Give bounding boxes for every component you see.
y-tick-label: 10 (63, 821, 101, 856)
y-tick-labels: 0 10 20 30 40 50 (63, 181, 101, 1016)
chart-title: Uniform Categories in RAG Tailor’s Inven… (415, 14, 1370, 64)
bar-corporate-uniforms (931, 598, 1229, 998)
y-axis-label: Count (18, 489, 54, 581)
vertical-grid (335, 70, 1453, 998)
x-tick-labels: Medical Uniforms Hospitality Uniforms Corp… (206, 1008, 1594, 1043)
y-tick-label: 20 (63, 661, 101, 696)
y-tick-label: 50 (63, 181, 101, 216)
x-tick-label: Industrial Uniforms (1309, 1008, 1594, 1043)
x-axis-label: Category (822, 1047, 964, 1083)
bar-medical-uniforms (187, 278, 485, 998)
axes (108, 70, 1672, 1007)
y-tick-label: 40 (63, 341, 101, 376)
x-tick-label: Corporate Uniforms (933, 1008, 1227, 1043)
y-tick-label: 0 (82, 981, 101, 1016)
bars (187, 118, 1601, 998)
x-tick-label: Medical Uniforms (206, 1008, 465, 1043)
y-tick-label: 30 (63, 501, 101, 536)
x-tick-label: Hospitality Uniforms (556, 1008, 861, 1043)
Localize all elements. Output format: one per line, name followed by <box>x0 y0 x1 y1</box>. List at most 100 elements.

===

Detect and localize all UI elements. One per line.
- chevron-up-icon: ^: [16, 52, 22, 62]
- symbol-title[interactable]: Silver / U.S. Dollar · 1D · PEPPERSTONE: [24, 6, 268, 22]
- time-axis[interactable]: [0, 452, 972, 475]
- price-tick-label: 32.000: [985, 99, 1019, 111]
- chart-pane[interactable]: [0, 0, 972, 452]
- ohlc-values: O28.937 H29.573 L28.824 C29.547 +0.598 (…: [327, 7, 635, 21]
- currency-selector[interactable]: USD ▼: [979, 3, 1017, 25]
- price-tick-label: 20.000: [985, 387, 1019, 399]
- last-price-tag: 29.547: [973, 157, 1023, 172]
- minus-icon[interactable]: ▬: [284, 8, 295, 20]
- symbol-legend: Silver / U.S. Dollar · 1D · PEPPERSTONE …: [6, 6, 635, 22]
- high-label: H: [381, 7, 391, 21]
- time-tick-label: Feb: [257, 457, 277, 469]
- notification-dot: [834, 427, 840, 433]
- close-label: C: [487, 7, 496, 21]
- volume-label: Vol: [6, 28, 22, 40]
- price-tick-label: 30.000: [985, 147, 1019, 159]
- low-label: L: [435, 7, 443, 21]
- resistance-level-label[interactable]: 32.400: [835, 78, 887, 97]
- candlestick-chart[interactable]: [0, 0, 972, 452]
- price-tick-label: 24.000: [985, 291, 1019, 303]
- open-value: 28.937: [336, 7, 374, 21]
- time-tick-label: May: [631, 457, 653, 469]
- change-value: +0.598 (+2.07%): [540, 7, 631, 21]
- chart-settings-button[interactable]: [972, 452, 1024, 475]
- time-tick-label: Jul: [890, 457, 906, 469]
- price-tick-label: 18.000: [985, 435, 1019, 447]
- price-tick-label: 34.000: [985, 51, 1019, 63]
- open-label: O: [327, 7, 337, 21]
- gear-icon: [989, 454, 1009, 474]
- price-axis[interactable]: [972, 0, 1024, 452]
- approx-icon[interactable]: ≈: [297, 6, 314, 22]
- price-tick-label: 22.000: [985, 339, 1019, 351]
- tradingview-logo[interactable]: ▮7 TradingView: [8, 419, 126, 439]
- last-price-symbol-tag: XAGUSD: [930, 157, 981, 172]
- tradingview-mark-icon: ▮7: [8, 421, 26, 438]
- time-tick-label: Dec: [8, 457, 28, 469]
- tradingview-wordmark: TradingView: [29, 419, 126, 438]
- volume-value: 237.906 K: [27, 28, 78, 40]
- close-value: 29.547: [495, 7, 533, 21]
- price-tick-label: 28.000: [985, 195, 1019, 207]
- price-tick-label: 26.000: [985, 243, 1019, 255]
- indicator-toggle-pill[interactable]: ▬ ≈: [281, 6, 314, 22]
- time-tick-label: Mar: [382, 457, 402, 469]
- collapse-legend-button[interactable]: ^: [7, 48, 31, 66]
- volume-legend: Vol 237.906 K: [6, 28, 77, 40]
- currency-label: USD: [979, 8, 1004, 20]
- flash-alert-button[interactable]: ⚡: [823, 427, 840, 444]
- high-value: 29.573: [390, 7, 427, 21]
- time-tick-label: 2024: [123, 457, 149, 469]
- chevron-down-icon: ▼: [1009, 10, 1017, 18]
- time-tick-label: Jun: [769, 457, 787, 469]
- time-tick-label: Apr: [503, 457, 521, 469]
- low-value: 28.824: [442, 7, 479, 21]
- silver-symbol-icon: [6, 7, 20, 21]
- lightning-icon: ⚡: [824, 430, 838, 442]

===

### What is being asked
Please reproduce, without any change, the material from the line with "Give bounding boxes" up to and including the line with "axes (108, 70, 1672, 1007)".

### Response below
Give bounding boxes for every component you see.
y-tick-label: 10 (63, 821, 101, 856)
y-tick-labels: 0 10 20 30 40 50 (63, 181, 101, 1016)
chart-title: Uniform Categories in RAG Tailor’s Inven… (415, 14, 1370, 64)
bar-corporate-uniforms (931, 598, 1229, 998)
y-axis-label: Count (18, 489, 54, 581)
vertical-grid (335, 70, 1453, 998)
x-tick-labels: Medical Uniforms Hospitality Uniforms Corp… (206, 1008, 1594, 1043)
y-tick-label: 20 (63, 661, 101, 696)
y-tick-label: 50 (63, 181, 101, 216)
x-tick-label: Industrial Uniforms (1309, 1008, 1594, 1043)
x-axis-label: Category (822, 1047, 964, 1083)
bar-medical-uniforms (187, 278, 485, 998)
axes (108, 70, 1672, 1007)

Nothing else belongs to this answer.